Dataset records
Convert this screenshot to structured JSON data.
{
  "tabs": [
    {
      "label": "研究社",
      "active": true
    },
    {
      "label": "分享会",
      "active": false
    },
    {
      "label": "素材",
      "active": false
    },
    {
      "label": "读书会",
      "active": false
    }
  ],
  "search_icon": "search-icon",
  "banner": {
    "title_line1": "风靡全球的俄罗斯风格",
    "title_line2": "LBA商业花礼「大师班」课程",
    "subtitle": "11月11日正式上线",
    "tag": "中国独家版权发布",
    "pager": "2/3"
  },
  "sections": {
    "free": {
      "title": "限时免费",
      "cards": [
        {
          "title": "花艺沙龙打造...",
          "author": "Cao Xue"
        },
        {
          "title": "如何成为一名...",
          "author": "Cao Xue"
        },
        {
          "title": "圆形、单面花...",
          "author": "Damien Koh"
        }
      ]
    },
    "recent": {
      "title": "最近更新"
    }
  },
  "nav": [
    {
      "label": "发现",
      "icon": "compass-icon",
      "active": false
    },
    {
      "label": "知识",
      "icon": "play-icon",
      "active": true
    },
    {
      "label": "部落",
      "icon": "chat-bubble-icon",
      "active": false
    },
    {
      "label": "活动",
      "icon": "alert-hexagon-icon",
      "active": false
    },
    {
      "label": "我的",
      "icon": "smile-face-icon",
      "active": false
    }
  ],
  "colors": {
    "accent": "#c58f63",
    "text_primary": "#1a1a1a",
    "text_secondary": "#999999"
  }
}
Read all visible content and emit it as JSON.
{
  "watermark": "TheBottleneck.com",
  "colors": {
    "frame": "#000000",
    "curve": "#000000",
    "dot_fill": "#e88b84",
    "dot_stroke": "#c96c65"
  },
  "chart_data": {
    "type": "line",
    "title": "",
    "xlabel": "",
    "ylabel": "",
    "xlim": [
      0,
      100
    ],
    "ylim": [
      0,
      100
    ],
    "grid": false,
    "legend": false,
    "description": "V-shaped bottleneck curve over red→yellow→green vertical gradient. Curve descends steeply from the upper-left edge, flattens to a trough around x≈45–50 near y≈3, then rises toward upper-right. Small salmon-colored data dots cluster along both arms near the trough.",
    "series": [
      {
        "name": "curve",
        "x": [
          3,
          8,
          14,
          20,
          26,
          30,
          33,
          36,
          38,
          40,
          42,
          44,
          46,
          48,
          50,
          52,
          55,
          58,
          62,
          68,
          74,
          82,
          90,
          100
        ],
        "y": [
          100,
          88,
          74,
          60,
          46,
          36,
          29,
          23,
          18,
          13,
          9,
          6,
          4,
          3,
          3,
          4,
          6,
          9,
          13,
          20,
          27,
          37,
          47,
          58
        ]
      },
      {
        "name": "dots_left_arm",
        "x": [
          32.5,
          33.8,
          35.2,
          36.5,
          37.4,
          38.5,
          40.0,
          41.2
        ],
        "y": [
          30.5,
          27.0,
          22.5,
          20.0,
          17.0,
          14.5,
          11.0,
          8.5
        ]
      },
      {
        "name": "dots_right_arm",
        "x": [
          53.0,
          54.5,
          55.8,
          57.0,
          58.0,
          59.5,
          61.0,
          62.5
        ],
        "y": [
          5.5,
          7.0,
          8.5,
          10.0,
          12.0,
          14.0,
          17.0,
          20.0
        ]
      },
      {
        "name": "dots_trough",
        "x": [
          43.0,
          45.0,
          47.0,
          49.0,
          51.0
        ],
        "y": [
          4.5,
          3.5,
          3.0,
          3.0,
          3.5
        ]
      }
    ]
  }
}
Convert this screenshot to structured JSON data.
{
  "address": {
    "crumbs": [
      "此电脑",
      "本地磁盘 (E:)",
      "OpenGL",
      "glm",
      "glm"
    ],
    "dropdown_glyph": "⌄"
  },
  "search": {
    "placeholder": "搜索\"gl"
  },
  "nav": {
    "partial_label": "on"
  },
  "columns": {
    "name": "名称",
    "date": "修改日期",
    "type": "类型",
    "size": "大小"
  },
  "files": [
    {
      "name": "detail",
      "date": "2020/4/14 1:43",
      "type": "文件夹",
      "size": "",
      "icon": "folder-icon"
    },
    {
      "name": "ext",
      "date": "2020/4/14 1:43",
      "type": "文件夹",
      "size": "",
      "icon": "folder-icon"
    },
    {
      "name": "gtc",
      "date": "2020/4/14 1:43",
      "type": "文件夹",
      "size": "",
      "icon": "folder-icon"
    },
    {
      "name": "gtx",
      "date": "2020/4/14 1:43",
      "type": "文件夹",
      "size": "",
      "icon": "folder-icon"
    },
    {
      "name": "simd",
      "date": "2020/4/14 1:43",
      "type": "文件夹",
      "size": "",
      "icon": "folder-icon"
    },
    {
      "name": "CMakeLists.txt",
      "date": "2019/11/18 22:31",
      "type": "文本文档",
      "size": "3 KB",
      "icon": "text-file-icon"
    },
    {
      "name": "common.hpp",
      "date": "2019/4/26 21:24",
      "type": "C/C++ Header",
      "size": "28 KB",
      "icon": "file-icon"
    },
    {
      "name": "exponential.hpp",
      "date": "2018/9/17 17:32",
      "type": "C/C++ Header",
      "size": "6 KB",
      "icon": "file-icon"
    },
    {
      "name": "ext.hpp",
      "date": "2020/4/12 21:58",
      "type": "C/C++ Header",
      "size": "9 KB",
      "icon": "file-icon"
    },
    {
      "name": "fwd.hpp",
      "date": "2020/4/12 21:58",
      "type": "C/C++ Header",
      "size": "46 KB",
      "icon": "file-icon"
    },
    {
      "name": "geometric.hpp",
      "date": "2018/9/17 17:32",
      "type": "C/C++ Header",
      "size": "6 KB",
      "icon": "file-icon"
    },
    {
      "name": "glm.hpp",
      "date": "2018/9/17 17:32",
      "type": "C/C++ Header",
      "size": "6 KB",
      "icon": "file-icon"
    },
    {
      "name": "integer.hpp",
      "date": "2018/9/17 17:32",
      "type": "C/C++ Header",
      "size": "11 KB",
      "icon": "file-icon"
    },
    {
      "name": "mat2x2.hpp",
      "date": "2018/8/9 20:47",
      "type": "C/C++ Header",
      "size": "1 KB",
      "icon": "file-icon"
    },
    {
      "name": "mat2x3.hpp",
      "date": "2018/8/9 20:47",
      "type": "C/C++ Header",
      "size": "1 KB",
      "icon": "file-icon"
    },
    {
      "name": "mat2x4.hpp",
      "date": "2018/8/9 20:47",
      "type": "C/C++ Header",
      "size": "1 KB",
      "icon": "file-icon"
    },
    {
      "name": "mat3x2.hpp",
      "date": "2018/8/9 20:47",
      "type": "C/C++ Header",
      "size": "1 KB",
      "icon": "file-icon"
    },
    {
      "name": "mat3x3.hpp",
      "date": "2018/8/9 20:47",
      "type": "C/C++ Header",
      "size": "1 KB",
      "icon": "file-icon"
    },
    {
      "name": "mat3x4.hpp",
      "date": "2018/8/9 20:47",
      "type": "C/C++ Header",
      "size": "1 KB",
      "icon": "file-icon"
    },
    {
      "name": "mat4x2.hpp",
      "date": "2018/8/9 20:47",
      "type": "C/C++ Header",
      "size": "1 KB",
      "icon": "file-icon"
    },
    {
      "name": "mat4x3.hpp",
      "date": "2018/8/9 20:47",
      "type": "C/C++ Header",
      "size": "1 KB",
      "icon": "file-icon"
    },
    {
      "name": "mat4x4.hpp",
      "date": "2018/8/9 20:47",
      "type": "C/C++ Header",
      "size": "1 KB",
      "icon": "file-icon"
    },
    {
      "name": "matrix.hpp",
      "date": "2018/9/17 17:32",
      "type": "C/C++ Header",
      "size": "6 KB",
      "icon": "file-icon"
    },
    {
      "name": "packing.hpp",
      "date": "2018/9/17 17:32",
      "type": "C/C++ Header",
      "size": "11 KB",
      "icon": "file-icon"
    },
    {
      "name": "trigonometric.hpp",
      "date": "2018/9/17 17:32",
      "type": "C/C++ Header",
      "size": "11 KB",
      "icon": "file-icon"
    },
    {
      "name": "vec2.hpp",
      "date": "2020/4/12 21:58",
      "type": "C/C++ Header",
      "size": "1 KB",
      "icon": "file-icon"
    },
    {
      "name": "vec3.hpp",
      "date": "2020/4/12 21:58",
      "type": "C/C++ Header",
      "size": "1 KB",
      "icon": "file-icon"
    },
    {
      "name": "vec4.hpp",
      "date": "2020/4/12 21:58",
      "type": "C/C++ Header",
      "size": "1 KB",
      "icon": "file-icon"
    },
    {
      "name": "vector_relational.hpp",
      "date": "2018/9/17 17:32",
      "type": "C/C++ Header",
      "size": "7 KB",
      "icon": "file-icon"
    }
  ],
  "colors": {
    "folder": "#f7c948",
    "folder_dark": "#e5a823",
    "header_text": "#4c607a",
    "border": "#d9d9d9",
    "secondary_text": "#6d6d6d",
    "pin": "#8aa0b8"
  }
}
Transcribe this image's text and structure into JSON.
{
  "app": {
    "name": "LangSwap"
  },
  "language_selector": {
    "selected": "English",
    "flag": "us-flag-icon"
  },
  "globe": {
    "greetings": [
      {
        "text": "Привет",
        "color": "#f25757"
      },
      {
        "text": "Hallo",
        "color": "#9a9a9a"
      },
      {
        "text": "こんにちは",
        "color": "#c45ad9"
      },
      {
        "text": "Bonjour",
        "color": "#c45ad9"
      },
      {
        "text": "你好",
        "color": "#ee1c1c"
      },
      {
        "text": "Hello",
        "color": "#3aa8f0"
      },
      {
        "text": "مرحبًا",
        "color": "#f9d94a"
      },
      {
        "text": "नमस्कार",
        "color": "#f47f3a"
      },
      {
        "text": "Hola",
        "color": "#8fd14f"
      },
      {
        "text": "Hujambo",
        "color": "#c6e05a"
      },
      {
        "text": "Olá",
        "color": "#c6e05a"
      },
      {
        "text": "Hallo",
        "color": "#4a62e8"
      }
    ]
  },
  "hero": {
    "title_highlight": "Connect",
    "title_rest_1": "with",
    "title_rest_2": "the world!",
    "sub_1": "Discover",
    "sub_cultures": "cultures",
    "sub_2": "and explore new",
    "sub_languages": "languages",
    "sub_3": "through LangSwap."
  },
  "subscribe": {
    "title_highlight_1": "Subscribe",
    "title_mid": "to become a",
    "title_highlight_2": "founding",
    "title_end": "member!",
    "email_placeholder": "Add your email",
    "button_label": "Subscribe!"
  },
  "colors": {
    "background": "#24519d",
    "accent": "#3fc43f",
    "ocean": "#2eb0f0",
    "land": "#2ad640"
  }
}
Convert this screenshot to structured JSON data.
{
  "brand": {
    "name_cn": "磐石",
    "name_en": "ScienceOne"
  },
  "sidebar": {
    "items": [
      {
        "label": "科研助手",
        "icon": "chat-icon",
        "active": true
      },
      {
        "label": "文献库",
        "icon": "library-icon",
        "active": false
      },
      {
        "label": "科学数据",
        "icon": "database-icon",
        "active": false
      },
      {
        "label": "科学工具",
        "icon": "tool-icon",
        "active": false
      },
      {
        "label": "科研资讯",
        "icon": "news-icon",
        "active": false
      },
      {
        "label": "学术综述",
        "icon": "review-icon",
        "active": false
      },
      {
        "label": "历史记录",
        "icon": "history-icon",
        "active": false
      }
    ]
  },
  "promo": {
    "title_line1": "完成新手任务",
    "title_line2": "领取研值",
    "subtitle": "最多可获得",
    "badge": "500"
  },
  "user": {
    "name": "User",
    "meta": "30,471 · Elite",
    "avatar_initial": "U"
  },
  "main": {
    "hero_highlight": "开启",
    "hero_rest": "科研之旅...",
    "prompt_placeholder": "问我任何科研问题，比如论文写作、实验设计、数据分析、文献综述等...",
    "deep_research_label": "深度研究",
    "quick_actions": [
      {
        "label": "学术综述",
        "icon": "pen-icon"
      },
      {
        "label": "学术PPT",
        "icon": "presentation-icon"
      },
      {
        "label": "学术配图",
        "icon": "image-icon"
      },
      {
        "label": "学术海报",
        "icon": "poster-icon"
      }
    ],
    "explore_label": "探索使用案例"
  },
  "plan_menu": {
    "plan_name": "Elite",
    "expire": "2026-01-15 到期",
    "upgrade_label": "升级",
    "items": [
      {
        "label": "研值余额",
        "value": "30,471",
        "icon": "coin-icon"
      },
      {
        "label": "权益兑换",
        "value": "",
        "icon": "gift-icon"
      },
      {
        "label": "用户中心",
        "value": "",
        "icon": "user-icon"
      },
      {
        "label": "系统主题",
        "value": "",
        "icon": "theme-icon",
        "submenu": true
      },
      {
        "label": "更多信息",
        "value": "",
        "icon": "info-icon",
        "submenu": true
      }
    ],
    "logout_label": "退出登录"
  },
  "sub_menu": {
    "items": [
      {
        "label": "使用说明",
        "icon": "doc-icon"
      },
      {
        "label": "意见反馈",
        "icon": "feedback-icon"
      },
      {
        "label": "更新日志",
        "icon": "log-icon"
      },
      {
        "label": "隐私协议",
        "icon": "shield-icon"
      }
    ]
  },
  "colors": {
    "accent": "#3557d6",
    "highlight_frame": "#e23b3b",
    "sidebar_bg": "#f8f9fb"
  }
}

» Exercise goal
Return all the lines that contain the string "image".

» Solution for this exercise
Transcribe this image's text and structure into JSON.
        "icon": "image-icon"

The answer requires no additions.